◆ **What to do**: Return the records that follow, matching each one exactly.
======
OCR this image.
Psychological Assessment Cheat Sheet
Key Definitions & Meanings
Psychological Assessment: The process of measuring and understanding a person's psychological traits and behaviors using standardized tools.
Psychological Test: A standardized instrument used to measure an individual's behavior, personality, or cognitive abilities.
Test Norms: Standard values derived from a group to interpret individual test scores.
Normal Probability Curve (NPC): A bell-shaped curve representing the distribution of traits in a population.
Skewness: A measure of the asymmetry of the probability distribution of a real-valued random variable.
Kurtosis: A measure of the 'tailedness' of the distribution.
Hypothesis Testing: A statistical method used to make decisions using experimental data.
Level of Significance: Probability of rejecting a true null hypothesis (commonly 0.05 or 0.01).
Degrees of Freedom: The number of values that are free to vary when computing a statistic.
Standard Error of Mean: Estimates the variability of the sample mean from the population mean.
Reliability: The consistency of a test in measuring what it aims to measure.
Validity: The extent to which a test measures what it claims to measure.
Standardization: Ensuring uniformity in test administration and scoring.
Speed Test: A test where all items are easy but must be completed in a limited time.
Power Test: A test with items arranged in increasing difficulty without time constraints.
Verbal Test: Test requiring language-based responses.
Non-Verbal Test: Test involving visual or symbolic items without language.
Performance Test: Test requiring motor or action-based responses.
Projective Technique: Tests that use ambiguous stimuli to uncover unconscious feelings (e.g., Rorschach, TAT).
======
◆ **Answer to the task**:
OCR this image.
Psychological Assessment Cheat Sheet
Key Definitions & Meanings
Psychological Assessment: The process of measuring and understanding a person's psychological traits and behaviors using standardized tools.
Psychological Test: A standardized instrument used to measure an individual's behavior, personality, or cognitive abilities.
Test Norms: Standard values derived from a group to interpret individual test scores.
Normal Probability Curve (NPC): A bell-shaped curve representing the distribution of traits in a population.
Skewness: A measure of the asymmetry of the probability distribution of a real-valued random variable.
Kurtosis: A measure of the 'tailedness' of the distribution.
Hypothesis Testing: A statistical method used to make decisions using experimental data.
Level of Significance: Probability of rejecting a true null hypothesis (commonly 0.05 or 0.01).
Degrees of Freedom: The number of values that are free to vary when computing a statistic.
Standard Error of Mean: Estimates the variability of the sample mean from the population mean.
Reliability: The consistency of a test in measuring what it aims to measure.
Validity: The extent to which a test measures what it claims to measure.
Standardization: Ensuring uniformity in test administration and scoring.
Speed Test: A test where all items are easy but must be completed in a limited time.
Power Test: A test with items arranged in increasing difficulty without time constraints.
Verbal Test: Test requiring language-based responses.
Non-Verbal Test: Test involving visual or symbolic items without language.
Performance Test: Test requiring motor or action-based responses.
Projective Technique: Tests that use ambiguous stimuli to uncover unconscious feelings (e.g., Rorschach, TAT).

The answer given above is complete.